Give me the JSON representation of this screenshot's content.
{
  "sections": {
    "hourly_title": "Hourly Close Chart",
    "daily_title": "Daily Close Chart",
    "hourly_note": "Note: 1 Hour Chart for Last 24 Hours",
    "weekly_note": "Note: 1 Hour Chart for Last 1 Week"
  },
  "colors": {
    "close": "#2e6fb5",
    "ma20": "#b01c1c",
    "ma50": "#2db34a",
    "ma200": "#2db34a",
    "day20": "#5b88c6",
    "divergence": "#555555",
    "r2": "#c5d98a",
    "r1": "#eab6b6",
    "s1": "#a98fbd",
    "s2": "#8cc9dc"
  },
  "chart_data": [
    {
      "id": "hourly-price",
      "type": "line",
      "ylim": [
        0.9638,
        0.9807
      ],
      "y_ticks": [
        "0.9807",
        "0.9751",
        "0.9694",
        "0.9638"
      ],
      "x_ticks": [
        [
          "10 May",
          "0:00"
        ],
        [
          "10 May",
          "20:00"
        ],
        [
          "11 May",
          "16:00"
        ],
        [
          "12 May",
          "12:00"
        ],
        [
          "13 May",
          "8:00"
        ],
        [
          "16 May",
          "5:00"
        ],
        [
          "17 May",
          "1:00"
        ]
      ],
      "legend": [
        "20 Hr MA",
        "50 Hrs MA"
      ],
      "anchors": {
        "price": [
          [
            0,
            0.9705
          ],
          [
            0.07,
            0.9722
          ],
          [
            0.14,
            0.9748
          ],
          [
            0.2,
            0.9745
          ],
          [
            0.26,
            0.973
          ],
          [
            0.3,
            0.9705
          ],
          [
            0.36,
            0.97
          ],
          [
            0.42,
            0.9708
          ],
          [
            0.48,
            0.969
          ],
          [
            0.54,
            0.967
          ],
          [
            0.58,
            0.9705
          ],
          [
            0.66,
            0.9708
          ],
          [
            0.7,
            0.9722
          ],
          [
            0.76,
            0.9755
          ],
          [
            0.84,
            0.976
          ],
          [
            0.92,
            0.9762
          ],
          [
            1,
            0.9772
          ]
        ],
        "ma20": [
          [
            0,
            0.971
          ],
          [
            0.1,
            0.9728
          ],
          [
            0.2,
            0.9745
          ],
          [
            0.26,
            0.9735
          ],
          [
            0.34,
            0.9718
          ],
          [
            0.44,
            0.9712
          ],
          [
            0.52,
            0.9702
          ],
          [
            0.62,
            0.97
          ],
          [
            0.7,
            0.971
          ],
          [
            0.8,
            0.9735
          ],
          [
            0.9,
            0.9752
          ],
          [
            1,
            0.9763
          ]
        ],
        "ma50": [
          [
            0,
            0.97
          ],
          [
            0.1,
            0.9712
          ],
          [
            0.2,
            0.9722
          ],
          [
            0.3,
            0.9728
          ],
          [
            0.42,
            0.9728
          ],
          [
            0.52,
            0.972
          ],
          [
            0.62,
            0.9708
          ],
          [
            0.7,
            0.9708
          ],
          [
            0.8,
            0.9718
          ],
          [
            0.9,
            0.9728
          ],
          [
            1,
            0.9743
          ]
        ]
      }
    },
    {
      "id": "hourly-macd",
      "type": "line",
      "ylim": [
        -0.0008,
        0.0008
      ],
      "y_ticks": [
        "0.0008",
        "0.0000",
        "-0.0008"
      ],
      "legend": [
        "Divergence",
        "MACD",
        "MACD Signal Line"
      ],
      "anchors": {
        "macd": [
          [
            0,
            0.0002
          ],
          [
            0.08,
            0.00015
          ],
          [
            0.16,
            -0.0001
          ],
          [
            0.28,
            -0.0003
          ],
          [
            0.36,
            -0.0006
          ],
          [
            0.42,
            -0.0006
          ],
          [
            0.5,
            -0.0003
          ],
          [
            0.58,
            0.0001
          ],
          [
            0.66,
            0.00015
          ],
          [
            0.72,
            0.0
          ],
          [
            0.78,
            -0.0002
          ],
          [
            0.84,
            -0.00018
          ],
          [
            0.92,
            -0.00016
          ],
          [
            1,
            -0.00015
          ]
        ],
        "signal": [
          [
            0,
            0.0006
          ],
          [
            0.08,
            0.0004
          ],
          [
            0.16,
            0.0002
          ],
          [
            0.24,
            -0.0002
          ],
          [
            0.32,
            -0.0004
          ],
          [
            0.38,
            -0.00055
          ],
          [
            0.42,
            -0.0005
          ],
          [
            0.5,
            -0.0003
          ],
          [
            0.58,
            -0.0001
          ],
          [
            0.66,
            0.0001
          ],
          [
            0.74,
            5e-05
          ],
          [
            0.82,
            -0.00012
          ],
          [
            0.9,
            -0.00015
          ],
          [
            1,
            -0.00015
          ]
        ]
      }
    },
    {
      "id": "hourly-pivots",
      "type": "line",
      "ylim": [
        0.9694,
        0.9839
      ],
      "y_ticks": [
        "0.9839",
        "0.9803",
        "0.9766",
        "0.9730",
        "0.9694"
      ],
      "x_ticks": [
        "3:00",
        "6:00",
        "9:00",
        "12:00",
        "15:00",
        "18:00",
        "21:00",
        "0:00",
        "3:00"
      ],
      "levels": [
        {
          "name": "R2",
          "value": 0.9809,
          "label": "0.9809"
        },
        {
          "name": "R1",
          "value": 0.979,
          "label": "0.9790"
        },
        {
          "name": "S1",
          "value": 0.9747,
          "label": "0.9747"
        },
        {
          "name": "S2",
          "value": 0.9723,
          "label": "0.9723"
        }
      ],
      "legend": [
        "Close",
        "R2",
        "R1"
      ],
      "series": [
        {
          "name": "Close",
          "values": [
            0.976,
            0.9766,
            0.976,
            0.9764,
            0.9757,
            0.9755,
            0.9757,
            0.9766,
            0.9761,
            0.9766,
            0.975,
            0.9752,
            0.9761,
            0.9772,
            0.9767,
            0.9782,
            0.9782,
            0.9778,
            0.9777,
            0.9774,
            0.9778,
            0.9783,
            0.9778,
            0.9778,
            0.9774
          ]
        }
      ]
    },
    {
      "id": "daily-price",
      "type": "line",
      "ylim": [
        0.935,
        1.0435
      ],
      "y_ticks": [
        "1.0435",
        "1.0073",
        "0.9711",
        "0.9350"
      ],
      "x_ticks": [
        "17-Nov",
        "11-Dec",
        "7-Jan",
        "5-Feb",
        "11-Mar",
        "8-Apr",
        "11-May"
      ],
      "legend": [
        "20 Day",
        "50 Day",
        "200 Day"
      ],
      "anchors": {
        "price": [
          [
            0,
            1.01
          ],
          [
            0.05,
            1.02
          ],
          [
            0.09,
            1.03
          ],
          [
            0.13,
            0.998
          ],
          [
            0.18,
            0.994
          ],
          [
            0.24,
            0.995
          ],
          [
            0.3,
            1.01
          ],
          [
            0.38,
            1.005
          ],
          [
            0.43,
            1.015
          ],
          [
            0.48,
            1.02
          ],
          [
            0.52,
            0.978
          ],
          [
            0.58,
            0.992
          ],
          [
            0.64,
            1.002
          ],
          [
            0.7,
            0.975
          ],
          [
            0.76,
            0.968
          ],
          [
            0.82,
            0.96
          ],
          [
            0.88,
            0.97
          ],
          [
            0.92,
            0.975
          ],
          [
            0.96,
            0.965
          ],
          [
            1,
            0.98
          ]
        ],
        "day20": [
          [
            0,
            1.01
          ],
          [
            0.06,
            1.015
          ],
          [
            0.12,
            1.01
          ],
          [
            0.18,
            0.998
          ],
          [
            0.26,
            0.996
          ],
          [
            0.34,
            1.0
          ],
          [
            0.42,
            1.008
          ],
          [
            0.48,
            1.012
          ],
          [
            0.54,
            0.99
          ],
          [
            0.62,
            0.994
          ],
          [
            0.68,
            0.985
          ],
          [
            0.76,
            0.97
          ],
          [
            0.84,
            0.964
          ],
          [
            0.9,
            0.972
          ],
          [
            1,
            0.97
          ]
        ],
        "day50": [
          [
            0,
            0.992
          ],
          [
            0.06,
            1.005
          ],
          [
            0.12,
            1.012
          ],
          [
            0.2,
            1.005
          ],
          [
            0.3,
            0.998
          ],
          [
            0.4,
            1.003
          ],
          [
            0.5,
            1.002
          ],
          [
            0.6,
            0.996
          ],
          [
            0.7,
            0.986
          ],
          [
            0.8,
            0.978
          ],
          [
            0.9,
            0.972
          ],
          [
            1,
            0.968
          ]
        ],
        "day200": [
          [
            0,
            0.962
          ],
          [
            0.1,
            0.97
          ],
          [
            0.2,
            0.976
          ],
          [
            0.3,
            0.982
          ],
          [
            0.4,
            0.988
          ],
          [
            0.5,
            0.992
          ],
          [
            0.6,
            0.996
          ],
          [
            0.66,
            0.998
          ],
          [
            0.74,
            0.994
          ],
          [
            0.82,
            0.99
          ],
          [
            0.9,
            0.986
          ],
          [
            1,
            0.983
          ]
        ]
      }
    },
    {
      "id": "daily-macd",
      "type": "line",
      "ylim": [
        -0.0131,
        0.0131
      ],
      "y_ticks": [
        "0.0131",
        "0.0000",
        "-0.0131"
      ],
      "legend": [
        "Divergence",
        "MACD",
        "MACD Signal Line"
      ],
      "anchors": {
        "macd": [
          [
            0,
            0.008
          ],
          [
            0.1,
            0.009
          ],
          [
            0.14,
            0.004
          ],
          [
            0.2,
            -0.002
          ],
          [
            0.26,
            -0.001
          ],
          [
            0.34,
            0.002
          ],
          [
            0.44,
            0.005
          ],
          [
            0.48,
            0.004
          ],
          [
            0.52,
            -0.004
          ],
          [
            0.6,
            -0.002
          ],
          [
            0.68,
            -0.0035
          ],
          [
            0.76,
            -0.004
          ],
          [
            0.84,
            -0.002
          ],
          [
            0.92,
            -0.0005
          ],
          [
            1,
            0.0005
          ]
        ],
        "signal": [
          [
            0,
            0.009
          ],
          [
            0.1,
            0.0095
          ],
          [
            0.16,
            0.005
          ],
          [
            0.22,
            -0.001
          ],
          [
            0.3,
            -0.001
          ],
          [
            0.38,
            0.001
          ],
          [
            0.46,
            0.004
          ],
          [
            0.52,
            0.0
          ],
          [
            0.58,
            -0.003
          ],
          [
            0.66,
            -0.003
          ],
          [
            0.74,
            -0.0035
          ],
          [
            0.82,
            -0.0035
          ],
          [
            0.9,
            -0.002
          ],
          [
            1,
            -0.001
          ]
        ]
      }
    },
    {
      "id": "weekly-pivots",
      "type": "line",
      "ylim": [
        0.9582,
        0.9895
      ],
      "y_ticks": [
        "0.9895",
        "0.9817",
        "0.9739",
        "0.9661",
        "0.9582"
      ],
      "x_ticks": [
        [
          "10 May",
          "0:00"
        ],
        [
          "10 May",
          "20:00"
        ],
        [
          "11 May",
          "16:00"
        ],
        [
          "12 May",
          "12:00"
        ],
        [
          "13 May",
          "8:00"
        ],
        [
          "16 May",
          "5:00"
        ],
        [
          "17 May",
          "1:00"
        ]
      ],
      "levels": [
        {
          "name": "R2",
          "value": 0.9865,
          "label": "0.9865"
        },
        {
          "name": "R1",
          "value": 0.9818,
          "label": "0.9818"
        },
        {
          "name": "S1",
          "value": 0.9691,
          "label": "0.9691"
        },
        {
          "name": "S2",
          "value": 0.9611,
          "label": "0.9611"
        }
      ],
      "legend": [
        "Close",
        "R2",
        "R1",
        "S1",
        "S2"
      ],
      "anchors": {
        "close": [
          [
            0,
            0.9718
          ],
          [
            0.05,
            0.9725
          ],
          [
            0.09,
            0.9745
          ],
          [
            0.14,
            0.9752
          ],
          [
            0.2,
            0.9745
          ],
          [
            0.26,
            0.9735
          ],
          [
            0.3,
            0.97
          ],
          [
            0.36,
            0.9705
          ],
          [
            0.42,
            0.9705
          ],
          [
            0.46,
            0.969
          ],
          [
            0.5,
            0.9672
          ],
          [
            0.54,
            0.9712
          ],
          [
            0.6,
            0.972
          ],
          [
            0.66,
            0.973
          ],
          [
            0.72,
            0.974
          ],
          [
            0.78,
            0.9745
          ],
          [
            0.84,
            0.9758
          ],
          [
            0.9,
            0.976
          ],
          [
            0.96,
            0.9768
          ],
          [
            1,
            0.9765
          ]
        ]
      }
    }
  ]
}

::::::::::

EXERCISE REQUIREMENTS: Locate the word "Last" in the records and collect each line it appears in.

ANSWER TO THIS EXERCISE:
    "hourly_note": "Note: 1 Hour Chart for Last 24 Hours",
    "weekly_note": "Note: 1 Hour Chart for Last 1 Week"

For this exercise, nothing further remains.